== Listing ==
_ _ _ _

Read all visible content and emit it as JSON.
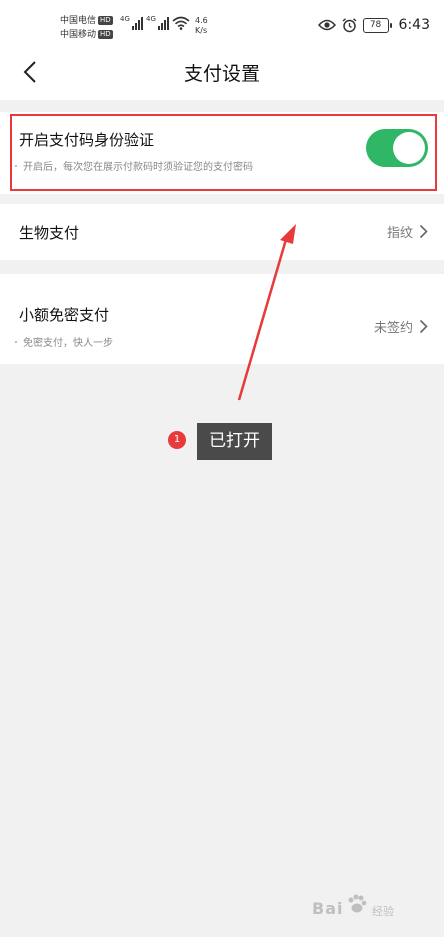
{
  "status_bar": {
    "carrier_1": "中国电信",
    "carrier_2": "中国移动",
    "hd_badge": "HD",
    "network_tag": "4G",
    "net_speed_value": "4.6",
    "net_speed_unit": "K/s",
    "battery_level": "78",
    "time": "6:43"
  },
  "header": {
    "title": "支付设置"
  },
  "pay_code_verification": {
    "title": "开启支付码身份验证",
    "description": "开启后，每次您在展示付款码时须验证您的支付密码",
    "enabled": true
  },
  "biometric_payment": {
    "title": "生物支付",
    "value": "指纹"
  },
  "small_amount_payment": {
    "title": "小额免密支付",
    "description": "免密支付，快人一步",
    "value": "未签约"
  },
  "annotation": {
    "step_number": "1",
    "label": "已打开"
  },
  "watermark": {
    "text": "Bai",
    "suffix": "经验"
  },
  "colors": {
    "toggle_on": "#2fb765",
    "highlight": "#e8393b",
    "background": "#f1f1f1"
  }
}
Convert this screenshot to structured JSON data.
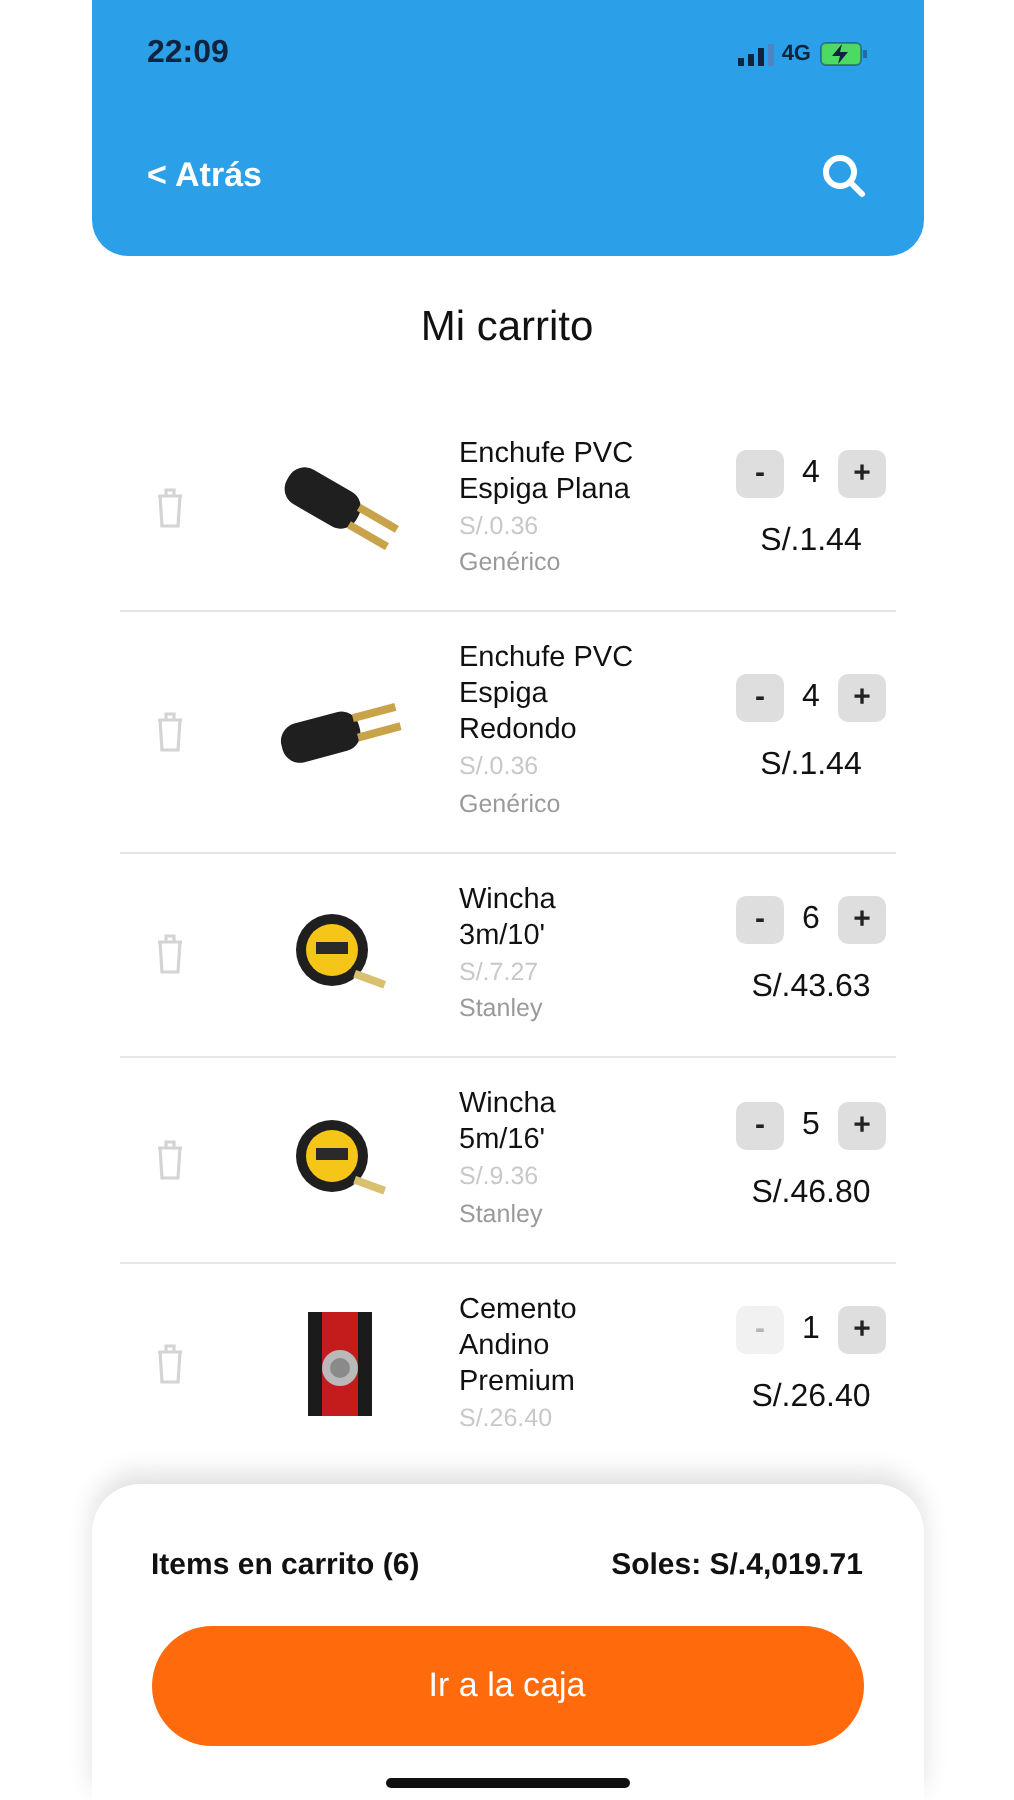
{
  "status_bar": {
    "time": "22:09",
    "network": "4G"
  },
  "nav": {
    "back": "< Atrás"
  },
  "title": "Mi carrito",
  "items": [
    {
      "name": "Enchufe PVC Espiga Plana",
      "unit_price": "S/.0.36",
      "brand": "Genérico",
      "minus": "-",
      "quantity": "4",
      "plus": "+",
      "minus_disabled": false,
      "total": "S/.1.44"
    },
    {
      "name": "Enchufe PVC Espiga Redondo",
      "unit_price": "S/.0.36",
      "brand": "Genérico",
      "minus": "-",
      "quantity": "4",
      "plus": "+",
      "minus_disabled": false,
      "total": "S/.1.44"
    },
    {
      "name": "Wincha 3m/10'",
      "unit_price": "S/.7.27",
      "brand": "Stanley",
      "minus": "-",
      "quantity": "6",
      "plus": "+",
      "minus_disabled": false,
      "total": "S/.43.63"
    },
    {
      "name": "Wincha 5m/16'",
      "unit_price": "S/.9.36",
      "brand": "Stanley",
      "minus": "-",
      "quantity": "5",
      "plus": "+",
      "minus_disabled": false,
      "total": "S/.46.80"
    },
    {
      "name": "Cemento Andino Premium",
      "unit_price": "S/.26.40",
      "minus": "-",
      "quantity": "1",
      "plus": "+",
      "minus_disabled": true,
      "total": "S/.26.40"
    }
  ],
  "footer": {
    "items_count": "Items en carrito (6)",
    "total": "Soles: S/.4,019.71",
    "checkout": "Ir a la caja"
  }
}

_ _ _ _

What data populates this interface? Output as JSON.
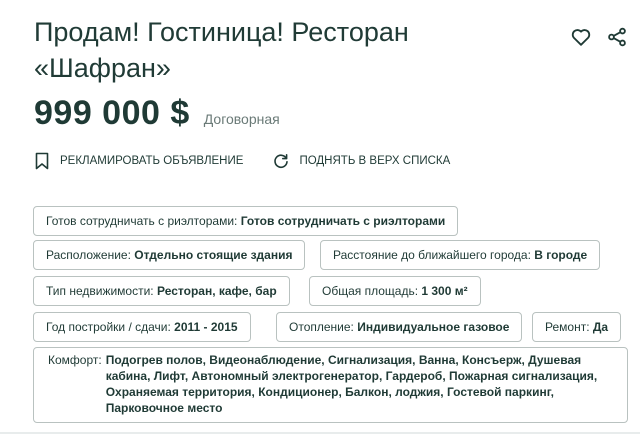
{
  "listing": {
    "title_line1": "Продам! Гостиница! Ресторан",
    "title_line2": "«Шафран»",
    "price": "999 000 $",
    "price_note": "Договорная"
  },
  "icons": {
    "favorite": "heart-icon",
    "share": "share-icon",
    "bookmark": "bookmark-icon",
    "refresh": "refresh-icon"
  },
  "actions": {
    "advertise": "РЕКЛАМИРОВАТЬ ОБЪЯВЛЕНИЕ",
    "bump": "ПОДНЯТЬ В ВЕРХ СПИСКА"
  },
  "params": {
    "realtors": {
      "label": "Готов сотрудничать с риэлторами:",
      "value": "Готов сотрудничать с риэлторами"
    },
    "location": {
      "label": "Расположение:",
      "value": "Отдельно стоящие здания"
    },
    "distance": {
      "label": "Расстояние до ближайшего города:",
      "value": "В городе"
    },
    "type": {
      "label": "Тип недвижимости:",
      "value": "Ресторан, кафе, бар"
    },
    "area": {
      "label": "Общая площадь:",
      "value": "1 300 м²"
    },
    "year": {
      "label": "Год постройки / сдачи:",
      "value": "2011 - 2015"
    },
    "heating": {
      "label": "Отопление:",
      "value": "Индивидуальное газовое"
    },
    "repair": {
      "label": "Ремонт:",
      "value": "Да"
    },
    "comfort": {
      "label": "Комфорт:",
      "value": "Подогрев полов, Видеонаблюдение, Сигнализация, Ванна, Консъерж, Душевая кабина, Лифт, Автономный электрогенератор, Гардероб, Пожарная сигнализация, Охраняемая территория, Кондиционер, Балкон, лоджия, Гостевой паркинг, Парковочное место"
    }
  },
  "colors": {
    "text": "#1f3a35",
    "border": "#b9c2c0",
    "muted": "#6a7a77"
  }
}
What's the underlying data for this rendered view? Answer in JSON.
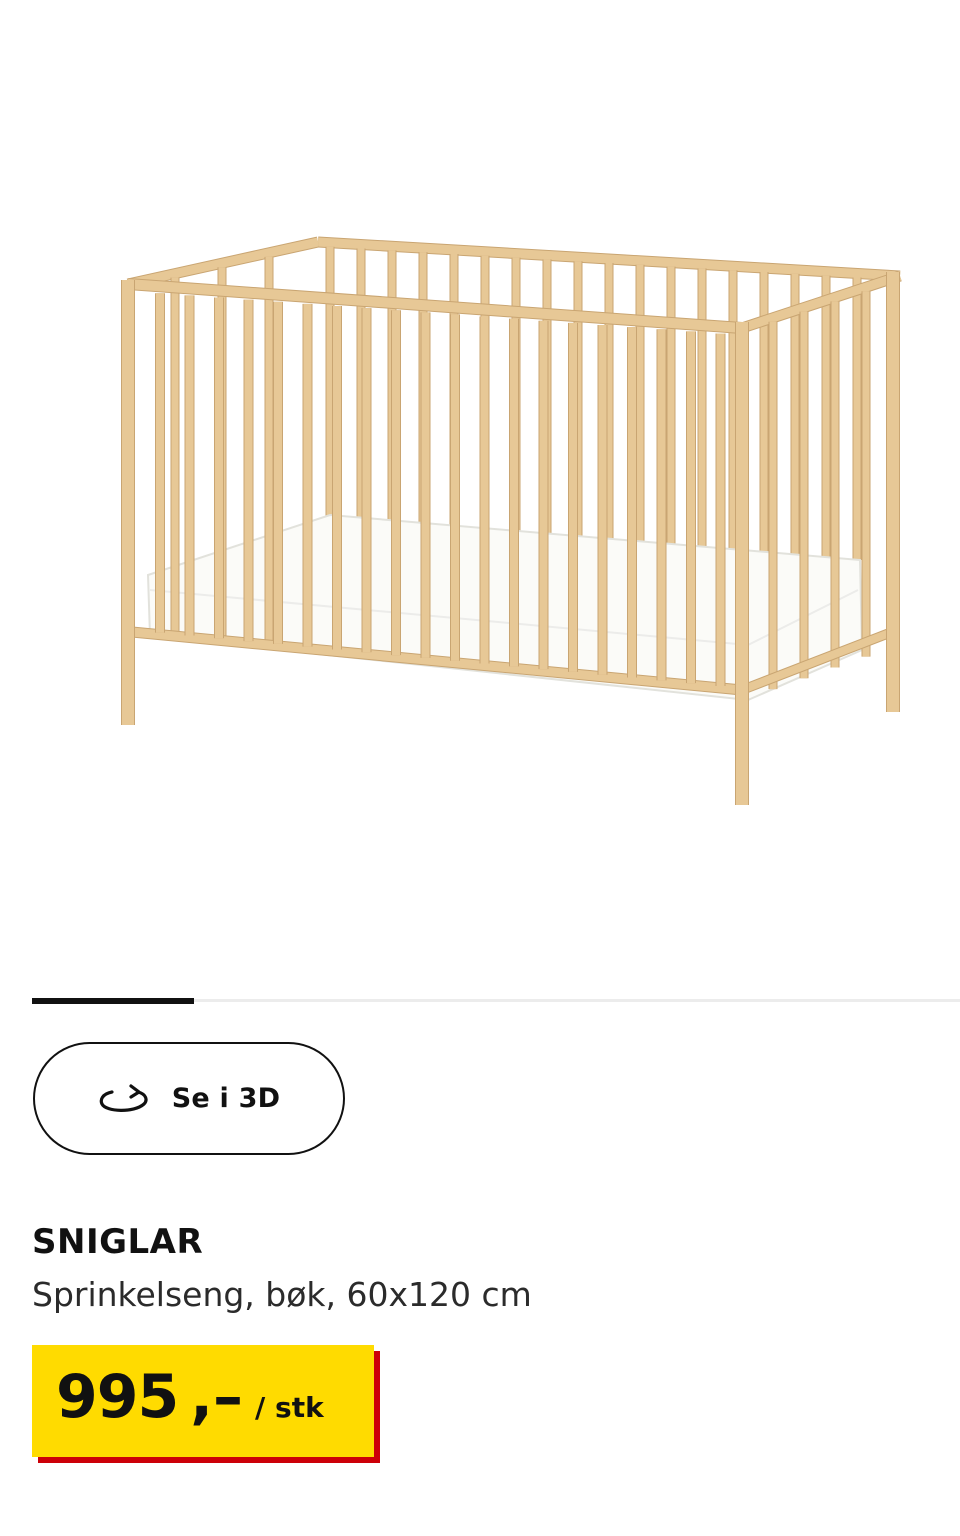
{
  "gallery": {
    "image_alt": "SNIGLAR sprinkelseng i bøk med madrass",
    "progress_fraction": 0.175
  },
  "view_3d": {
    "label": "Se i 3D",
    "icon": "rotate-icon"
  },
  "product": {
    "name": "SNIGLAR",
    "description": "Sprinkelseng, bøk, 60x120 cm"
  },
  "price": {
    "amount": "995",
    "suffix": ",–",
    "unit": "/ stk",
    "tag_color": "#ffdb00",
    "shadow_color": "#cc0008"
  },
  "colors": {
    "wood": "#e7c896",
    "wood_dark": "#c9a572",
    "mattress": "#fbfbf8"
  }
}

_ _ _ _

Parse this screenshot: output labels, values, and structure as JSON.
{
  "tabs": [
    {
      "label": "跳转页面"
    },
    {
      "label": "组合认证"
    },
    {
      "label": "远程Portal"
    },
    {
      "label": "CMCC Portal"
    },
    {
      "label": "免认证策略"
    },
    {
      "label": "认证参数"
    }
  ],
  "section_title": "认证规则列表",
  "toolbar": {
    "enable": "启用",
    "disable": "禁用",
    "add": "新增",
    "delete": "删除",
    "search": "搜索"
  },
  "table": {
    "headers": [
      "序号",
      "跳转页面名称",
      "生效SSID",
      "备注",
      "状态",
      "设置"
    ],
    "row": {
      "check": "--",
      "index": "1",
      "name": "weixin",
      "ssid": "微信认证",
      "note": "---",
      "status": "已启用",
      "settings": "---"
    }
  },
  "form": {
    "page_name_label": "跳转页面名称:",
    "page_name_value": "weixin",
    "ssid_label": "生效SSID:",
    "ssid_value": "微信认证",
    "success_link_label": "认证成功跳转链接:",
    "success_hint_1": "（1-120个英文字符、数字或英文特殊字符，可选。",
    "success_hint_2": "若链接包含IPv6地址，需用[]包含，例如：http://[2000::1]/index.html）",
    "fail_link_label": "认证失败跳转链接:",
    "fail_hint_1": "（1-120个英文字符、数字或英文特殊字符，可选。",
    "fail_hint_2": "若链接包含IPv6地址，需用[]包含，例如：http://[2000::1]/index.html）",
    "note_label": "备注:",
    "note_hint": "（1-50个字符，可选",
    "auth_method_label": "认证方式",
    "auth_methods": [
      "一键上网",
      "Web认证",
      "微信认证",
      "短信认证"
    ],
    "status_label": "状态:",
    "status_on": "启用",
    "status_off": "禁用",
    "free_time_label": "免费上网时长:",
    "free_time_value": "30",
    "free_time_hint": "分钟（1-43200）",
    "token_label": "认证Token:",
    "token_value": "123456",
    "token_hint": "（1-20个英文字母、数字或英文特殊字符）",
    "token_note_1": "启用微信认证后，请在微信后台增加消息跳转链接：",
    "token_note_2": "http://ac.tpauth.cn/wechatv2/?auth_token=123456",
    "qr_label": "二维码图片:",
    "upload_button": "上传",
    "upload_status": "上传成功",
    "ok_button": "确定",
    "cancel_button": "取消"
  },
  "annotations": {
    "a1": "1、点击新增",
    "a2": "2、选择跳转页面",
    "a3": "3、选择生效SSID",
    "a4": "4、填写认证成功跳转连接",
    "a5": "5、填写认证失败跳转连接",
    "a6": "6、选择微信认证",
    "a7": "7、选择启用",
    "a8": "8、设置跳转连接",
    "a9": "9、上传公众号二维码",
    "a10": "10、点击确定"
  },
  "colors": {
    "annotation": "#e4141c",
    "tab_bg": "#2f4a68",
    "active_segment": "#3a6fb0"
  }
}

_ _ _ _

Using the listing above, pull out all lines that hold the word "total".

== Output ==
      "total": "S/.1.44"
      "total": "S/.1.44"
      "total": "S/.43.63"
      "total": "S/.46.80"
      "total": "S/.26.40"
    "total": "Soles: S/.4,019.71",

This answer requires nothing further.